Stated task: Give all of the lines again exactly as they read.

Information provided:

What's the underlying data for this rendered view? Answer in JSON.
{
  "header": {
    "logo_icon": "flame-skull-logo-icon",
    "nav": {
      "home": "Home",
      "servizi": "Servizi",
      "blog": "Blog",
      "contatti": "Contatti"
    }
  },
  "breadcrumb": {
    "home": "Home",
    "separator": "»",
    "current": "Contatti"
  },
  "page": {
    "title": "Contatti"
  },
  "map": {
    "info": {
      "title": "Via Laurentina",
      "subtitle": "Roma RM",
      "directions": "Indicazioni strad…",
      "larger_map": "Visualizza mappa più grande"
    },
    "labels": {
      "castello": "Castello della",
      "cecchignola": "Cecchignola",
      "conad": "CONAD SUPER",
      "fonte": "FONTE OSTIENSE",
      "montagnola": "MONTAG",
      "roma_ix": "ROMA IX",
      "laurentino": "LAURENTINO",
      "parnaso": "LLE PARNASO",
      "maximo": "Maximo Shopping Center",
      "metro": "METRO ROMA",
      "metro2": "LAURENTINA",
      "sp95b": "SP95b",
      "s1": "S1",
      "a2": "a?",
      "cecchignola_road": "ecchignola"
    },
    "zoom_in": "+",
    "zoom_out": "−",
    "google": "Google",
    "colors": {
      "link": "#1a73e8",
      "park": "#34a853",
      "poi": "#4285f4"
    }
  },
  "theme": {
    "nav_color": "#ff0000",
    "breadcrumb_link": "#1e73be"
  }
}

Solution below:
What's the underlying data for this rendered view? Answer in JSON.
{
  "header": {
    "logo_icon": "flame-skull-logo-icon",
    "nav": {
      "home": "Home",
      "servizi": "Servizi",
      "blog": "Blog",
      "contatti": "Contatti"
    }
  },
  "breadcrumb": {
    "home": "Home",
    "separator": "»",
    "current": "Contatti"
  },
  "page": {
    "title": "Contatti"
  },
  "map": {
    "info": {
      "title": "Via Laurentina",
      "subtitle": "Roma RM",
      "directions": "Indicazioni strad…",
      "larger_map": "Visualizza mappa più grande"
    },
    "labels": {
      "castello": "Castello della",
      "cecchignola": "Cecchignola",
      "conad": "CONAD SUPER",
      "fonte": "FONTE OSTIENSE",
      "montagnola": "MONTAG",
      "roma_ix": "ROMA IX",
      "laurentino": "LAURENTINO",
      "parnaso": "LLE PARNASO",
      "maximo": "Maximo Shopping Center",
      "metro": "METRO ROMA",
      "metro2": "LAURENTINA",
      "sp95b": "SP95b",
      "s1": "S1",
      "a2": "a?",
      "cecchignola_road": "ecchignola"
    },
    "zoom_in": "+",
    "zoom_out": "−",
    "google": "Google",
    "colors": {
      "link": "#1a73e8",
      "park": "#34a853",
      "poi": "#4285f4"
    }
  },
  "theme": {
    "nav_color": "#ff0000",
    "breadcrumb_link": "#1e73be"
  }
}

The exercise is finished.